WHAT IS BEING ASKED. Return only the count of lines in which the word "sigma" appears.

TASK INPUTS.
_ _ _ _ _

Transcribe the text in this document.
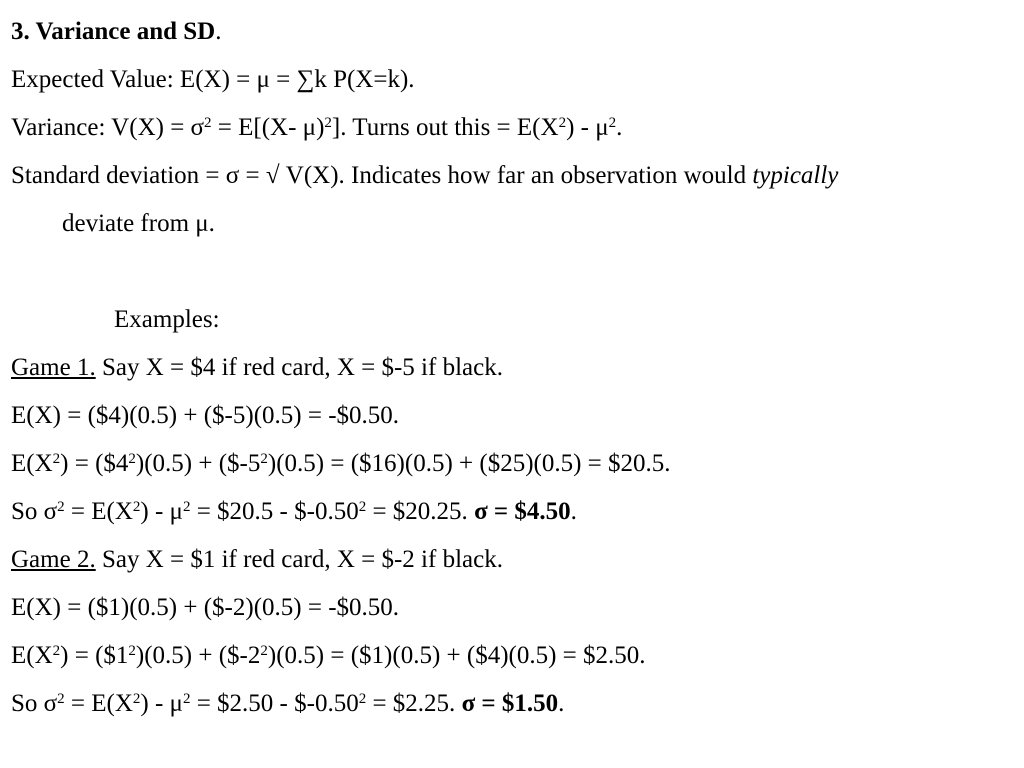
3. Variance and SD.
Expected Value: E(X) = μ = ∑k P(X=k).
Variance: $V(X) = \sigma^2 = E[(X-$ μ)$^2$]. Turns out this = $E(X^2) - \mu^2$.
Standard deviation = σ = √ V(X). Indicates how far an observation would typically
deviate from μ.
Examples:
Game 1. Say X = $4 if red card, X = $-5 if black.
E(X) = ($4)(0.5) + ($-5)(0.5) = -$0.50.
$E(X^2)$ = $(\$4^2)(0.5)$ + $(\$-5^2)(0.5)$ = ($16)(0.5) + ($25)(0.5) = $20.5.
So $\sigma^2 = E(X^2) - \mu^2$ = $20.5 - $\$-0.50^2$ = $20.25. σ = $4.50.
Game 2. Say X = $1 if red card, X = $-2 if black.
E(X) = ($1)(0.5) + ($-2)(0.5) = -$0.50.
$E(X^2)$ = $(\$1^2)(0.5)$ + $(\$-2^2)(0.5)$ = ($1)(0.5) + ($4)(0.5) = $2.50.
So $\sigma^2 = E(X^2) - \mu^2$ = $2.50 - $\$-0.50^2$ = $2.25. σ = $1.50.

_ _ _ _ _

RESPONSE TO THIS EXERCISE. 3